▶ PROBLEM DETAILS
Pick out the lines in the listing below that contain the word "data" and copy them.

▶ MATERIAL SUPPLIED
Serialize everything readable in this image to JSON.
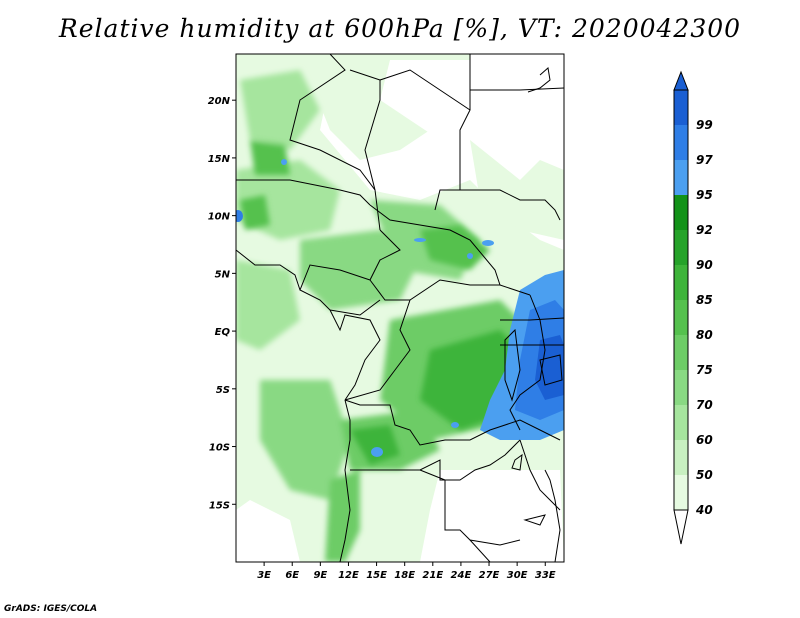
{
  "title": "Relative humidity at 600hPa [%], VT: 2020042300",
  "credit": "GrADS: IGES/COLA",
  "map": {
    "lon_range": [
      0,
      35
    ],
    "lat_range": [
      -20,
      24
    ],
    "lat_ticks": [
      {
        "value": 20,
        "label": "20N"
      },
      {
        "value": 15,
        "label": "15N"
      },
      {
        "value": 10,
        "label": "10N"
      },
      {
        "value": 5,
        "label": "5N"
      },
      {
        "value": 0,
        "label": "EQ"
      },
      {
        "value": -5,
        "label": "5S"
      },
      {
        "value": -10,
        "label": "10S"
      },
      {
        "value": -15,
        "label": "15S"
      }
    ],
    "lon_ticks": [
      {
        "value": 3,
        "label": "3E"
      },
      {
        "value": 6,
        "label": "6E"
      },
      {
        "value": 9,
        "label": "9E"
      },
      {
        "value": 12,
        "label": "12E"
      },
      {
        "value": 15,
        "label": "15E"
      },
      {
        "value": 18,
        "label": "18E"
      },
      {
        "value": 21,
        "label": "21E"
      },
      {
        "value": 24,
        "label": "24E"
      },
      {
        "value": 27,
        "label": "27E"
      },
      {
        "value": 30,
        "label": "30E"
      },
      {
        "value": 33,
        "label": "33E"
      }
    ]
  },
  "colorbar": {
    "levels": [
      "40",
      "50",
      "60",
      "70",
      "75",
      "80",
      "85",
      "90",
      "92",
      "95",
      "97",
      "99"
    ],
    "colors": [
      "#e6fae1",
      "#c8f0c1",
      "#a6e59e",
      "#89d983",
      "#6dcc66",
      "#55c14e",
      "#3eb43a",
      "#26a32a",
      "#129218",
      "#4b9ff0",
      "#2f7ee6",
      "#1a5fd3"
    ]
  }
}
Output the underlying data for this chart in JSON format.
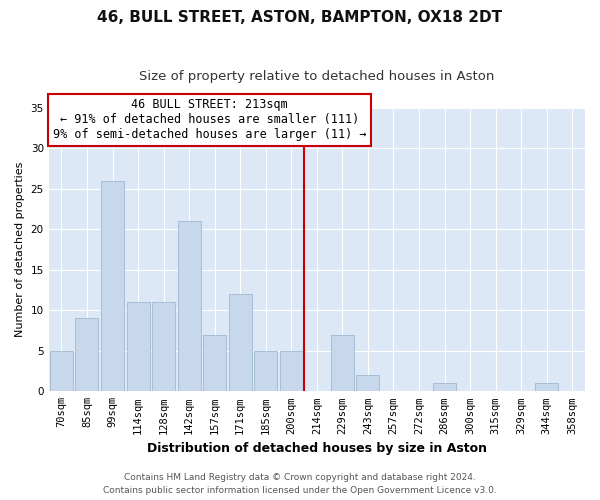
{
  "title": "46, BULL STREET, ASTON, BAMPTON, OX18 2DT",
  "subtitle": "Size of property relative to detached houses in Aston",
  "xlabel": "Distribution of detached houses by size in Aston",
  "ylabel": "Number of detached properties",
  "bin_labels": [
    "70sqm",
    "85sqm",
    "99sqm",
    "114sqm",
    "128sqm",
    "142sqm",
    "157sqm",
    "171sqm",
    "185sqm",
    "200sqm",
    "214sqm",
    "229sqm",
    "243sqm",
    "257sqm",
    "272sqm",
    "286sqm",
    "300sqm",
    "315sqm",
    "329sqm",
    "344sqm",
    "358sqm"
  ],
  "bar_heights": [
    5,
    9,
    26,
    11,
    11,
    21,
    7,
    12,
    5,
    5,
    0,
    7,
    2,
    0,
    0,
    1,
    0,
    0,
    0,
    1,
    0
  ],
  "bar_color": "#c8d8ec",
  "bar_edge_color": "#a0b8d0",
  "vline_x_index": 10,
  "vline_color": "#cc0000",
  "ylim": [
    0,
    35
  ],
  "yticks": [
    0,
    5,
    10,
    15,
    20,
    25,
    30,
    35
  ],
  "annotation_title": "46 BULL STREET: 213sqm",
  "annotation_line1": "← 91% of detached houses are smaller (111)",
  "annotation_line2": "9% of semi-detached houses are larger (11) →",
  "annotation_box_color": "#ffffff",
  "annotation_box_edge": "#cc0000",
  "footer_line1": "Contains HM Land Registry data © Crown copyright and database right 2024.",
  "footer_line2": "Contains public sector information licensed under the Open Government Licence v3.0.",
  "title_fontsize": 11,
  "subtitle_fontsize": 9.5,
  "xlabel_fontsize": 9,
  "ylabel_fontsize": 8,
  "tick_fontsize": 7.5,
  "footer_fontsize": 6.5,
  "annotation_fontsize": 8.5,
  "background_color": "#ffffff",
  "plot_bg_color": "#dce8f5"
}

▶ FINISHED EXERCISE
Output the underlying data for this chart in JSON format.
  "footer_line1": "Contains HM Land Registry data © Crown copyright and database right 2024.",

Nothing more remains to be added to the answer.